• [Given problem] In the data below, find every line with the string "name" and pull it out.

━━━ Extracted information

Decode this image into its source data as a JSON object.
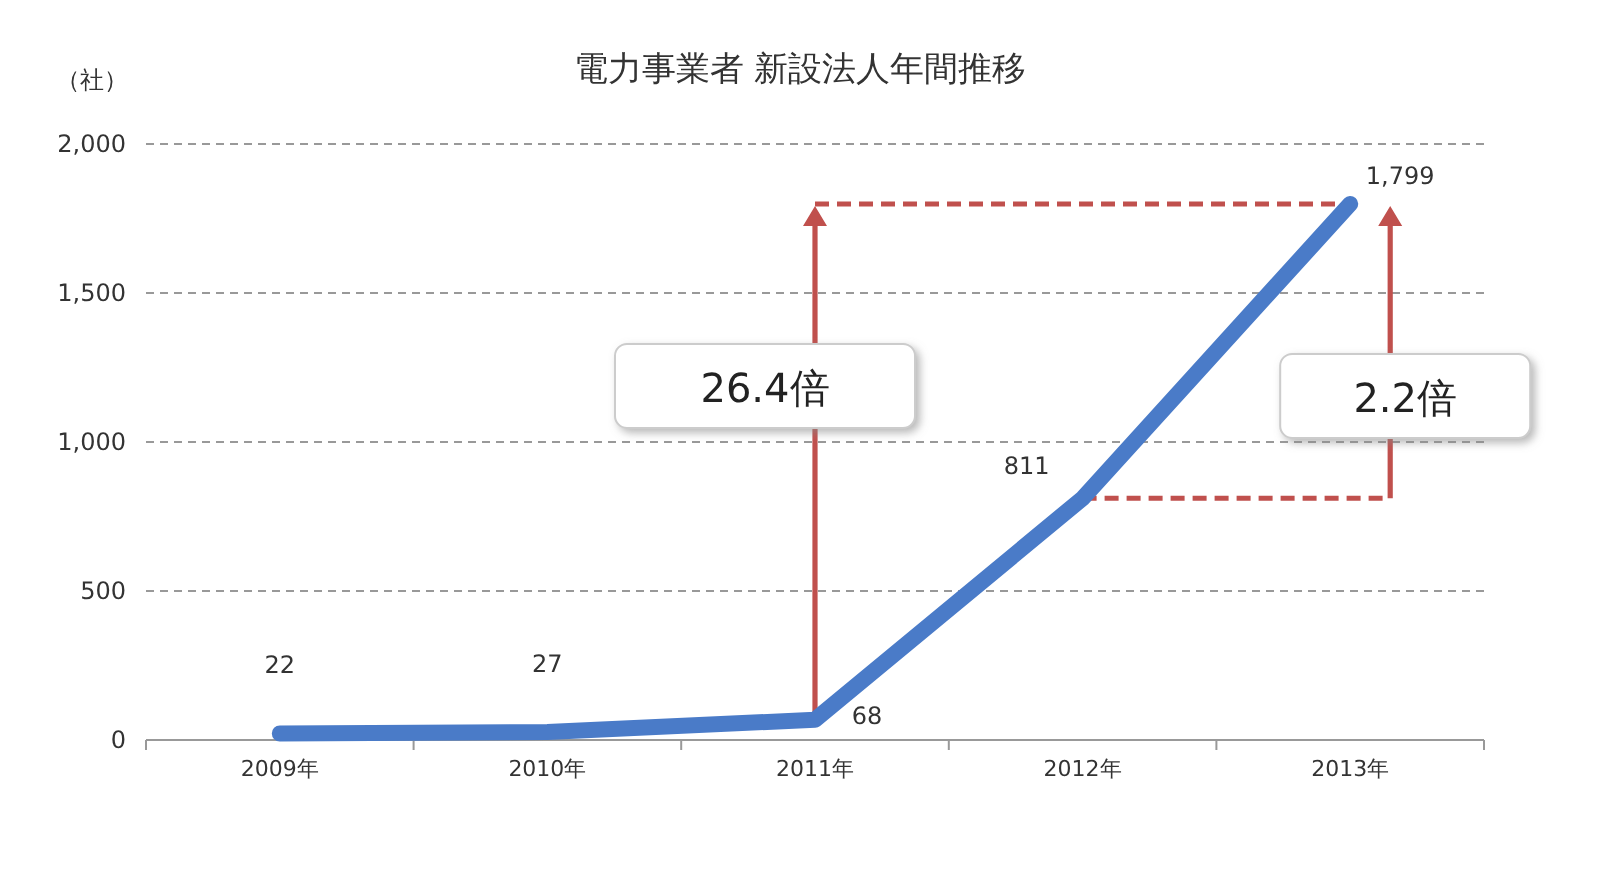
{
  "chart_data": {
    "type": "line",
    "title": "電力事業者 新設法人年間推移",
    "ylabel": "（社）",
    "categories": [
      "2009年",
      "2010年",
      "2011年",
      "2012年",
      "2013年"
    ],
    "series": [
      {
        "color": "#4a7bc8",
        "values": [
          22,
          27,
          68,
          811,
          1799
        ],
        "value_labels": [
          "22",
          "27",
          "68",
          "811",
          "1,799"
        ]
      }
    ],
    "ylim": [
      0,
      2000
    ],
    "yticks": [
      0,
      500,
      {
        "value": 1000,
        "label": "1,000"
      },
      {
        "value": 1500,
        "label": "1,500"
      },
      {
        "value": 2000,
        "label": "2,000"
      }
    ],
    "grid": "y",
    "marker": "none",
    "line_style": "solid",
    "annotations": [
      "26.4倍",
      "2.2倍"
    ]
  }
}
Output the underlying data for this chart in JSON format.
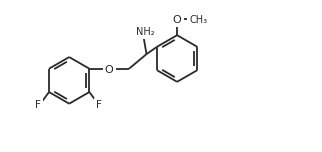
{
  "background": "#ffffff",
  "bond_color": "#2a2a2a",
  "atom_color": "#2a2a2a",
  "bond_lw": 1.3,
  "font_size": 7.0,
  "fig_w": 3.22,
  "fig_h": 1.52,
  "dpi": 100,
  "xlim": [
    -0.5,
    10.5
  ],
  "ylim": [
    0.0,
    4.4
  ],
  "ring_r": 0.8,
  "dbl_inner_off": 0.1,
  "dbl_shorten": 0.15
}
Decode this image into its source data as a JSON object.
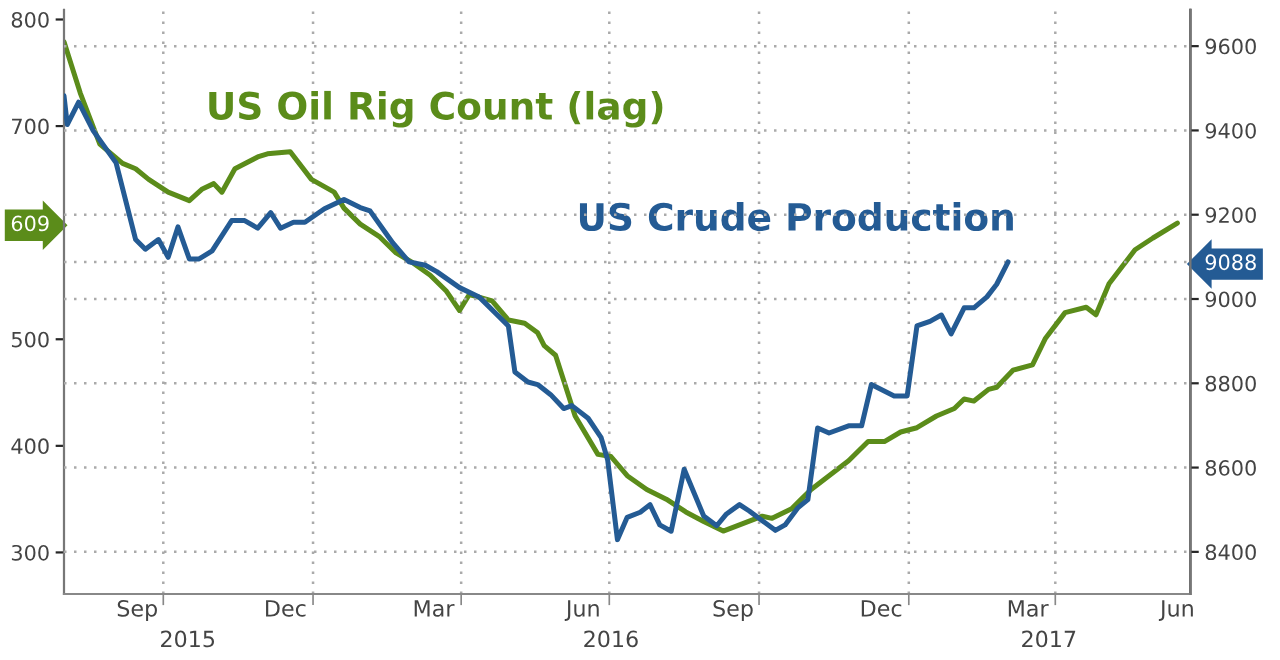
{
  "chart_data": {
    "type": "line",
    "xlim": [
      "2015-08-01",
      "2017-06-23"
    ],
    "xticks": [
      {
        "value": "2015-09-15",
        "label": "Sep"
      },
      {
        "value": "2015-12-15",
        "label": "Dec"
      },
      {
        "value": "2016-03-15",
        "label": "Mar"
      },
      {
        "value": "2016-06-15",
        "label": "Jun"
      },
      {
        "value": "2016-09-15",
        "label": "Sep"
      },
      {
        "value": "2016-12-15",
        "label": "Dec"
      },
      {
        "value": "2017-03-15",
        "label": "Mar"
      },
      {
        "value": "2017-06-15",
        "label": "Jun"
      },
      {
        "value": "2015-10-01",
        "label": null
      },
      {
        "value": "2016-01-01",
        "label": null
      },
      {
        "value": "2016-04-01",
        "label": null
      },
      {
        "value": "2016-07-01",
        "label": null
      },
      {
        "value": "2016-10-01",
        "label": null
      },
      {
        "value": "2017-01-01",
        "label": null
      },
      {
        "value": "2017-04-01",
        "label": null
      }
    ],
    "x2lim": [
      "2015-08-01",
      "2017-06-23"
    ],
    "x2ticks": [
      {
        "value": "2015-10-16",
        "label": "2015"
      },
      {
        "value": "2016-07-02",
        "label": "2016"
      },
      {
        "value": "2017-03-28",
        "label": "2017"
      }
    ],
    "ylim": [
      261,
      809
    ],
    "yticks": [
      300,
      400,
      500,
      609,
      700,
      800
    ],
    "y2lim": [
      8300,
      9686
    ],
    "y2ticks": [
      8400,
      8600,
      8800,
      9000,
      9088,
      9200,
      9400,
      9600
    ],
    "grid": true,
    "series": [
      {
        "name": "US Oil Rig Count (lag)",
        "color": "#5b8c1a",
        "x": [
          "2015-08-01",
          "2015-08-11",
          "2015-08-23",
          "2015-09-06",
          "2015-09-14",
          "2015-09-22",
          "2015-10-04",
          "2015-10-17",
          "2015-10-25",
          "2015-11-01",
          "2015-11-06",
          "2015-11-14",
          "2015-11-28",
          "2015-12-04",
          "2015-12-18",
          "2015-12-31",
          "2016-01-14",
          "2016-01-20",
          "2016-01-30",
          "2016-02-11",
          "2016-02-21",
          "2016-03-02",
          "2016-03-13",
          "2016-03-23",
          "2016-03-31",
          "2016-04-06",
          "2016-04-20",
          "2016-04-30",
          "2016-05-10",
          "2016-05-18",
          "2016-05-22",
          "2016-05-29",
          "2016-06-10",
          "2016-06-24",
          "2016-07-02",
          "2016-07-12",
          "2016-07-24",
          "2016-08-05",
          "2016-08-17",
          "2016-08-28",
          "2016-09-09",
          "2016-10-03",
          "2016-10-09",
          "2016-10-21",
          "2016-10-27",
          "2016-11-02",
          "2016-11-13",
          "2016-11-25",
          "2016-12-07",
          "2016-12-17",
          "2016-12-27",
          "2017-01-06",
          "2017-01-18",
          "2017-01-29",
          "2017-02-04",
          "2017-02-10",
          "2017-02-19",
          "2017-02-24",
          "2017-03-06",
          "2017-03-18",
          "2017-03-26",
          "2017-04-07",
          "2017-04-20",
          "2017-04-26",
          "2017-05-04",
          "2017-05-20",
          "2017-05-31",
          "2017-06-15"
        ],
        "values": [
          779,
          731,
          683,
          665,
          660,
          650,
          638,
          630,
          641,
          646,
          638,
          660,
          671,
          674,
          676,
          650,
          638,
          623,
          608,
          596,
          581,
          572,
          560,
          545,
          527,
          542,
          536,
          518,
          515,
          506,
          494,
          485,
          428,
          392,
          390,
          372,
          359,
          350,
          338,
          329,
          320,
          334,
          332,
          341,
          350,
          359,
          372,
          386,
          404,
          404,
          413,
          417,
          428,
          435,
          444,
          442,
          453,
          455,
          471,
          476,
          501,
          525,
          530,
          523,
          552,
          584,
          595,
          609
        ]
      },
      {
        "name": "US Crude Production",
        "color": "#245b94",
        "axis": "y2",
        "x": [
          "2015-08-01",
          "2015-08-03",
          "2015-08-10",
          "2015-08-19",
          "2015-09-02",
          "2015-09-14",
          "2015-09-20",
          "2015-09-28",
          "2015-10-04",
          "2015-10-10",
          "2015-10-17",
          "2015-10-23",
          "2015-10-31",
          "2015-11-12",
          "2015-11-20",
          "2015-11-28",
          "2015-12-06",
          "2015-12-12",
          "2015-12-20",
          "2015-12-27",
          "2016-01-08",
          "2016-01-20",
          "2016-01-30",
          "2016-02-05",
          "2016-02-19",
          "2016-02-29",
          "2016-03-10",
          "2016-03-17",
          "2016-03-31",
          "2016-04-12",
          "2016-04-24",
          "2016-04-30",
          "2016-05-04",
          "2016-05-12",
          "2016-05-18",
          "2016-05-26",
          "2016-06-03",
          "2016-06-08",
          "2016-06-18",
          "2016-06-26",
          "2016-06-30",
          "2016-07-06",
          "2016-07-12",
          "2016-07-20",
          "2016-07-26",
          "2016-08-01",
          "2016-08-08",
          "2016-08-16",
          "2016-08-28",
          "2016-09-05",
          "2016-09-11",
          "2016-09-19",
          "2016-09-25",
          "2016-10-03",
          "2016-10-11",
          "2016-10-17",
          "2016-10-25",
          "2016-10-31",
          "2016-11-06",
          "2016-11-13",
          "2016-11-25",
          "2016-12-03",
          "2016-12-09",
          "2016-12-23",
          "2016-12-31",
          "2017-01-06",
          "2017-01-14",
          "2017-01-21",
          "2017-01-27",
          "2017-02-04",
          "2017-02-10",
          "2017-02-18",
          "2017-02-24",
          "2017-03-03"
        ],
        "values": [
          9482,
          9414,
          9467,
          9399,
          9323,
          9141,
          9118,
          9141,
          9099,
          9171,
          9095,
          9095,
          9114,
          9186,
          9186,
          9168,
          9205,
          9168,
          9182,
          9182,
          9214,
          9236,
          9217,
          9209,
          9133,
          9088,
          9080,
          9065,
          9027,
          9005,
          8959,
          8936,
          8827,
          8803,
          8797,
          8773,
          8740,
          8747,
          8717,
          8671,
          8618,
          8429,
          8482,
          8494,
          8512,
          8464,
          8449,
          8596,
          8485,
          8462,
          8490,
          8512,
          8497,
          8474,
          8451,
          8464,
          8505,
          8524,
          8694,
          8682,
          8699,
          8699,
          8797,
          8770,
          8770,
          8936,
          8947,
          8962,
          8917,
          8979,
          8979,
          9005,
          9035,
          9088
        ]
      }
    ]
  }
}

━━━━━━

• [Final result]
        "name": "US Oil Rig Count (lag)",
        "name": "US Crude Production",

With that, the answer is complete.